The exercise => In this exercise, return the whole listing exactly, excluding any images.

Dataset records
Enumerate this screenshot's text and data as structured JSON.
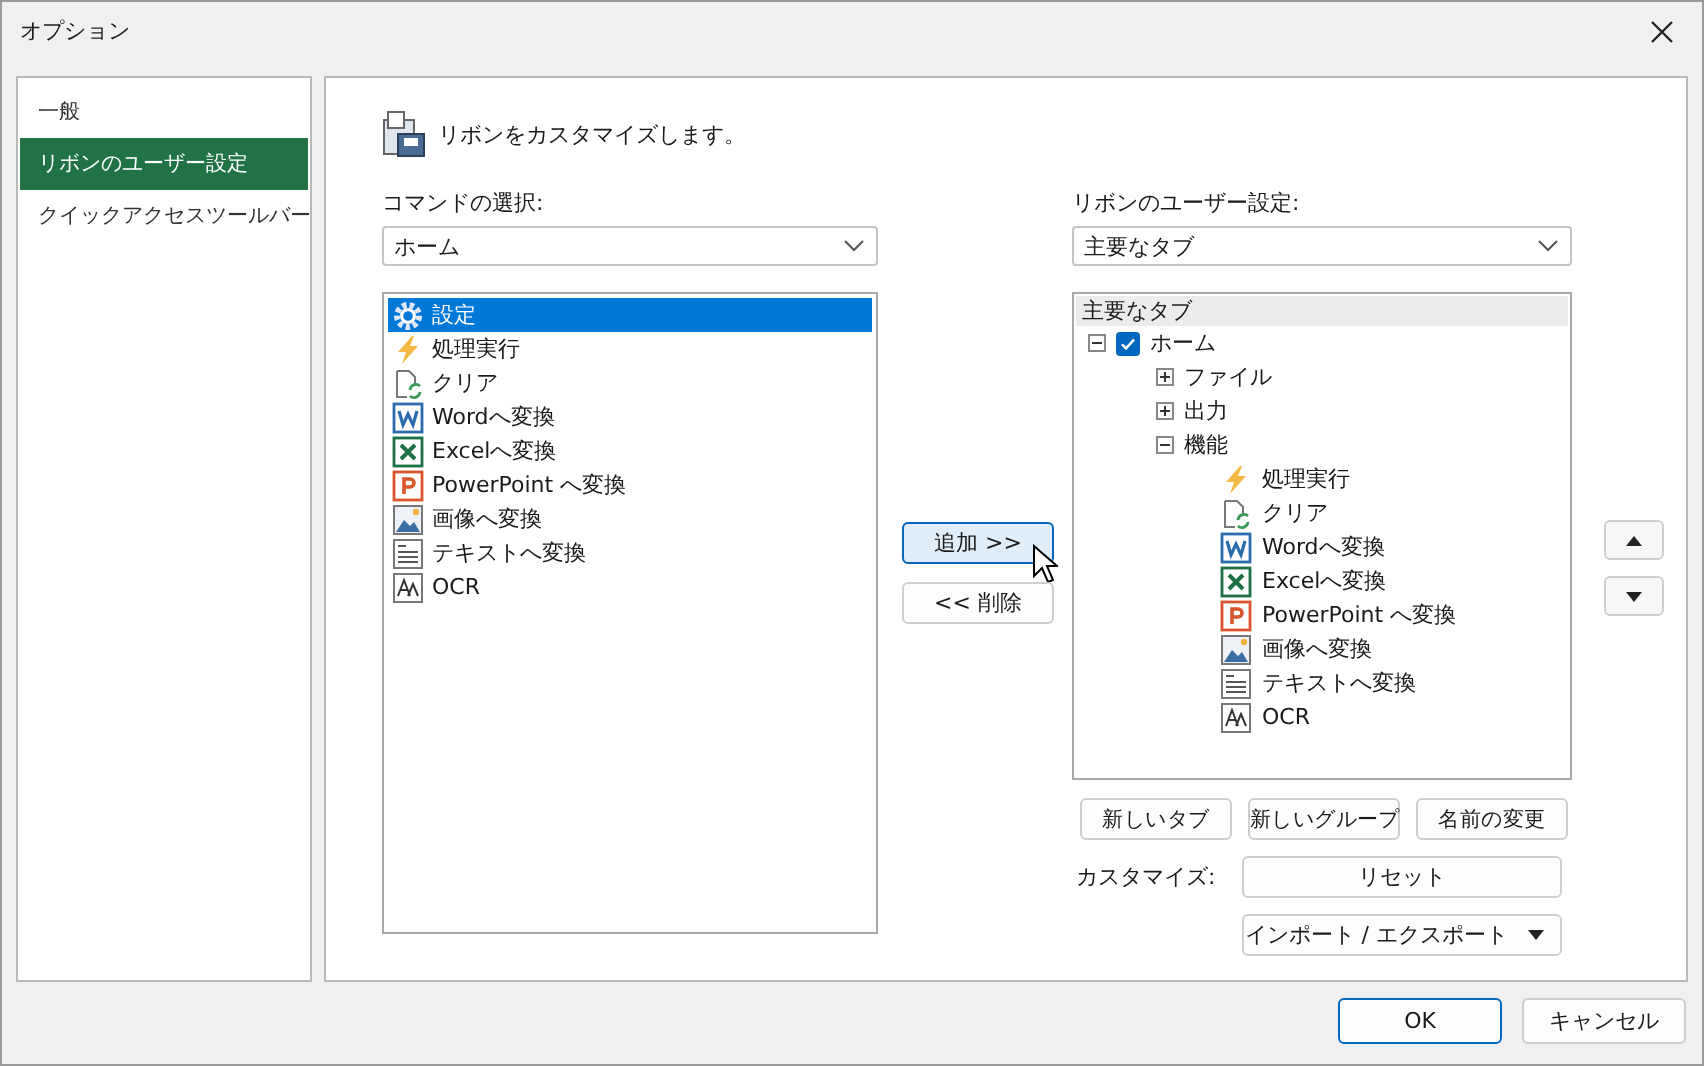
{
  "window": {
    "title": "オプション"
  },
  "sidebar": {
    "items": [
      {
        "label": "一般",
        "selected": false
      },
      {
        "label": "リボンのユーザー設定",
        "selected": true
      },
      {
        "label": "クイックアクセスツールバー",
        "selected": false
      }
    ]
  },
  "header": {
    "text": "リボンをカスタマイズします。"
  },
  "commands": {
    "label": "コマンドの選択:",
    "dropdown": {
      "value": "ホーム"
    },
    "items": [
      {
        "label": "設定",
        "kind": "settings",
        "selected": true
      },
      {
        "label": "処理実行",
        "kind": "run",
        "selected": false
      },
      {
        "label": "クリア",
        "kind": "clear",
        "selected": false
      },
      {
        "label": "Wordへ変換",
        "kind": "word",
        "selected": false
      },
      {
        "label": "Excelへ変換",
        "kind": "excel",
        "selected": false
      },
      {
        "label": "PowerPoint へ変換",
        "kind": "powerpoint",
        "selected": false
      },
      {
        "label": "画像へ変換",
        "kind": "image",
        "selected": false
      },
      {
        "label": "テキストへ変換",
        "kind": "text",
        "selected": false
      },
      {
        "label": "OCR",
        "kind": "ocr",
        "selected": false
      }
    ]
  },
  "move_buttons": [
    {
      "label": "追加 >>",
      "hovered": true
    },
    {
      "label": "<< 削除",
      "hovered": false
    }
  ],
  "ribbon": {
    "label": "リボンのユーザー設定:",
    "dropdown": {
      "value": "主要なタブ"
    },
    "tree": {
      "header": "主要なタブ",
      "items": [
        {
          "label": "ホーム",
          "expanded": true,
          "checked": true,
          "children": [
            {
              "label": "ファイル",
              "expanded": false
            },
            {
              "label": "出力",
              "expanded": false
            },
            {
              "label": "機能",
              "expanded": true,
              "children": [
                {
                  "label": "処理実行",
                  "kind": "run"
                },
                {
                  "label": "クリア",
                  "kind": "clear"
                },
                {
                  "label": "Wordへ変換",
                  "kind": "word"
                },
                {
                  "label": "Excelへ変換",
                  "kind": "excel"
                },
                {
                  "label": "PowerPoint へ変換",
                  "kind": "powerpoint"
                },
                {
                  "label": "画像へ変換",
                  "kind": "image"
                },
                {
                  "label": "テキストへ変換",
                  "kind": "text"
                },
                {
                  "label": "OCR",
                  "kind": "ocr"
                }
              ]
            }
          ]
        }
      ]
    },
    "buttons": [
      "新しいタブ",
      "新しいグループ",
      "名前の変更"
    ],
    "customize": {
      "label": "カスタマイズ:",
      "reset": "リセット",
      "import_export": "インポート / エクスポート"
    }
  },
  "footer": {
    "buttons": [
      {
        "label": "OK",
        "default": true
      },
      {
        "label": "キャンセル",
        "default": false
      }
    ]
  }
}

Answer to this exercise =>
Enumerate this screenshot's text and data as structured JSON.
{
  "window": {
    "title": "オプション"
  },
  "sidebar": {
    "items": [
      {
        "label": "一般",
        "selected": false
      },
      {
        "label": "リボンのユーザー設定",
        "selected": true
      },
      {
        "label": "クイックアクセスツールバー",
        "selected": false
      }
    ]
  },
  "header": {
    "text": "リボンをカスタマイズします。"
  },
  "commands": {
    "label": "コマンドの選択:",
    "dropdown": {
      "value": "ホーム"
    },
    "items": [
      {
        "label": "設定",
        "kind": "settings",
        "selected": true
      },
      {
        "label": "処理実行",
        "kind": "run",
        "selected": false
      },
      {
        "label": "クリア",
        "kind": "clear",
        "selected": false
      },
      {
        "label": "Wordへ変換",
        "kind": "word",
        "selected": false
      },
      {
        "label": "Excelへ変換",
        "kind": "excel",
        "selected": false
      },
      {
        "label": "PowerPoint へ変換",
        "kind": "powerpoint",
        "selected": false
      },
      {
        "label": "画像へ変換",
        "kind": "image",
        "selected": false
      },
      {
        "label": "テキストへ変換",
        "kind": "text",
        "selected": false
      },
      {
        "label": "OCR",
        "kind": "ocr",
        "selected": false
      }
    ]
  },
  "move_buttons": [
    {
      "label": "追加 >>",
      "hovered": true
    },
    {
      "label": "<< 削除",
      "hovered": false
    }
  ],
  "ribbon": {
    "label": "リボンのユーザー設定:",
    "dropdown": {
      "value": "主要なタブ"
    },
    "tree": {
      "header": "主要なタブ",
      "items": [
        {
          "label": "ホーム",
          "expanded": true,
          "checked": true,
          "children": [
            {
              "label": "ファイル",
              "expanded": false
            },
            {
              "label": "出力",
              "expanded": false
            },
            {
              "label": "機能",
              "expanded": true,
              "children": [
                {
                  "label": "処理実行",
                  "kind": "run"
                },
                {
                  "label": "クリア",
                  "kind": "clear"
                },
                {
                  "label": "Wordへ変換",
                  "kind": "word"
                },
                {
                  "label": "Excelへ変換",
                  "kind": "excel"
                },
                {
                  "label": "PowerPoint へ変換",
                  "kind": "powerpoint"
                },
                {
                  "label": "画像へ変換",
                  "kind": "image"
                },
                {
                  "label": "テキストへ変換",
                  "kind": "text"
                },
                {
                  "label": "OCR",
                  "kind": "ocr"
                }
              ]
            }
          ]
        }
      ]
    },
    "buttons": [
      "新しいタブ",
      "新しいグループ",
      "名前の変更"
    ],
    "customize": {
      "label": "カスタマイズ:",
      "reset": "リセット",
      "import_export": "インポート / エクスポート"
    }
  },
  "footer": {
    "buttons": [
      {
        "label": "OK",
        "default": true
      },
      {
        "label": "キャンセル",
        "default": false
      }
    ]
  }
}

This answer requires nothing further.